→ **Problem to work on**: Search the entries below. Return every line that has "novembre" in it.

→ **Data excerpts**:
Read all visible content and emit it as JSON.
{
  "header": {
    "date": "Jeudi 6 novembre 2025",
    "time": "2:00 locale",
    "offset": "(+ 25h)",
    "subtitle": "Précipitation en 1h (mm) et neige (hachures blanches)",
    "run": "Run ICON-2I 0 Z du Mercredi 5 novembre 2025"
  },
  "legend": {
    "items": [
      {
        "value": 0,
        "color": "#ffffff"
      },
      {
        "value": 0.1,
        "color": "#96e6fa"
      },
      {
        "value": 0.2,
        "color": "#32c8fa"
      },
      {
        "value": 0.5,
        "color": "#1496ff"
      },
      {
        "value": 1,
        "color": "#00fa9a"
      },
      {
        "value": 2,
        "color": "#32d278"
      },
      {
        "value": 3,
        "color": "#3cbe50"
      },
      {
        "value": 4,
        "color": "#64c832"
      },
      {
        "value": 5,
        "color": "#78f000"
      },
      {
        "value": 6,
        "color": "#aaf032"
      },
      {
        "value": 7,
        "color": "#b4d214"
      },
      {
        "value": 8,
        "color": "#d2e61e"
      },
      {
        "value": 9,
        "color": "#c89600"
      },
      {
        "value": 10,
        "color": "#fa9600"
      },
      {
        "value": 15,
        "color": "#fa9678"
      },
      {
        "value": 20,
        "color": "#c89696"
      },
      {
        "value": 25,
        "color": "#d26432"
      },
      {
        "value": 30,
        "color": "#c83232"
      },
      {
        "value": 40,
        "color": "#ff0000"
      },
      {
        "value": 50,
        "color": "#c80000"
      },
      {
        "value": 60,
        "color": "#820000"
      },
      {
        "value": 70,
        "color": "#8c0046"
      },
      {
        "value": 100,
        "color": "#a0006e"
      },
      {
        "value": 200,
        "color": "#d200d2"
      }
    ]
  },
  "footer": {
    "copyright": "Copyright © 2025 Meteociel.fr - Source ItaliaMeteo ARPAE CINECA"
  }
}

→ **Final result**:
    "date": "Jeudi 6 novembre 2025",
    "run": "Run ICON-2I 0 Z du Mercredi 5 novembre 2025"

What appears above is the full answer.